#### [EXERCISE DETAILS]
Extract each line where the string "Wounds" shows up.

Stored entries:
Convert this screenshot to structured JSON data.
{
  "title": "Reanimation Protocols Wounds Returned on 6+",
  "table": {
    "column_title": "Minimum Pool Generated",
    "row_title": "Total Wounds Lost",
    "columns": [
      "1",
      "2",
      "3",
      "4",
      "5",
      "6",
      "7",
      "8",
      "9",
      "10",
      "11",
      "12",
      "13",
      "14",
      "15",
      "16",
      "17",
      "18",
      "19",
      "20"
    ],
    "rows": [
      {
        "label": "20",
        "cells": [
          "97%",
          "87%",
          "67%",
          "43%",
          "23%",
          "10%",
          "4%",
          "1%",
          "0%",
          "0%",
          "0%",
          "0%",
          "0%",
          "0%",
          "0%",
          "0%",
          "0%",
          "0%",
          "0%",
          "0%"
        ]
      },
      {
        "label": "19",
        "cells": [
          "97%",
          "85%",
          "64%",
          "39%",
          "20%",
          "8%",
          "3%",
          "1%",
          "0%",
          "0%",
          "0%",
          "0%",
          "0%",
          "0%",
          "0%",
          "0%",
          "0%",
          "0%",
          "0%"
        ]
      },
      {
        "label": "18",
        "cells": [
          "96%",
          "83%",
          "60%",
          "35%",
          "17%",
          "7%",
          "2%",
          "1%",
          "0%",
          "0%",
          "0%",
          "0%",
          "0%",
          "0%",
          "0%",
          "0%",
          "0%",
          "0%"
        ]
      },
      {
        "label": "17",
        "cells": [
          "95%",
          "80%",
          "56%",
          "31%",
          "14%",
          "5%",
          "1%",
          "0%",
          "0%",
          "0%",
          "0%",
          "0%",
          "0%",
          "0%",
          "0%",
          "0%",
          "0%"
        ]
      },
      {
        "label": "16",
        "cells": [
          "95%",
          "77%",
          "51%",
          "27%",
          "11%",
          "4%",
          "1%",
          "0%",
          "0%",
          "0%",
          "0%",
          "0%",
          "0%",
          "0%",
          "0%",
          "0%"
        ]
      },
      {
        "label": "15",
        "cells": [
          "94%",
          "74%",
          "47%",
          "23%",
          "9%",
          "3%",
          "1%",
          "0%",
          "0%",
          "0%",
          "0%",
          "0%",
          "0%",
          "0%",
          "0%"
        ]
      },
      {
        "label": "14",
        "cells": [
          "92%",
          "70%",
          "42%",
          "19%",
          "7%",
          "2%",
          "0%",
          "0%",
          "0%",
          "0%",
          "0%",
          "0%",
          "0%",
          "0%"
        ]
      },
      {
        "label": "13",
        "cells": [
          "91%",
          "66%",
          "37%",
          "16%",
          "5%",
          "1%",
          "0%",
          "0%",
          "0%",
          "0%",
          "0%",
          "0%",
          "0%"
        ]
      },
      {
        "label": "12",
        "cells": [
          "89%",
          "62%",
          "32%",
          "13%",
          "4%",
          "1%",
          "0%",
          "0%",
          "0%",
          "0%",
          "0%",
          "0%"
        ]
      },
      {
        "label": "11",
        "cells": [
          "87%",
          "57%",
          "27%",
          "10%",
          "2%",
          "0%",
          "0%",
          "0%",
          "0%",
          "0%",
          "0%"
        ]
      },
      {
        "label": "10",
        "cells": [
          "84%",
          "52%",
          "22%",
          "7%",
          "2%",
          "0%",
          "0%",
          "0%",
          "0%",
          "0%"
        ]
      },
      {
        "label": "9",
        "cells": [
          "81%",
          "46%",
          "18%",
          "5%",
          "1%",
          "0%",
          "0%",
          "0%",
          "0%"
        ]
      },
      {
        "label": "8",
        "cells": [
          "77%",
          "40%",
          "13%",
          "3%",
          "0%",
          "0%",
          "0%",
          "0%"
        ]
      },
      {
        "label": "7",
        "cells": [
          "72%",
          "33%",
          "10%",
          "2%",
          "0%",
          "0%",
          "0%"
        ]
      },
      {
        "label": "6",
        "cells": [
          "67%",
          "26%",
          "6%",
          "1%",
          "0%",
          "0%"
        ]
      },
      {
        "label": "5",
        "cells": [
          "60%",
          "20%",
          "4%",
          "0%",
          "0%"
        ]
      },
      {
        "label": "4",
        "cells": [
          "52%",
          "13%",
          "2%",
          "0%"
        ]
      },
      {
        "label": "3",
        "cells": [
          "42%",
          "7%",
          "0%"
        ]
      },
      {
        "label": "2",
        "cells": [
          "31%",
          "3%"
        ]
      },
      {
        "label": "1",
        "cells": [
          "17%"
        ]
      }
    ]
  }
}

#### [CORRECT RESULT]
  "title": "Reanimation Protocols Wounds Returned on 6+",
    "row_title": "Total Wounds Lost",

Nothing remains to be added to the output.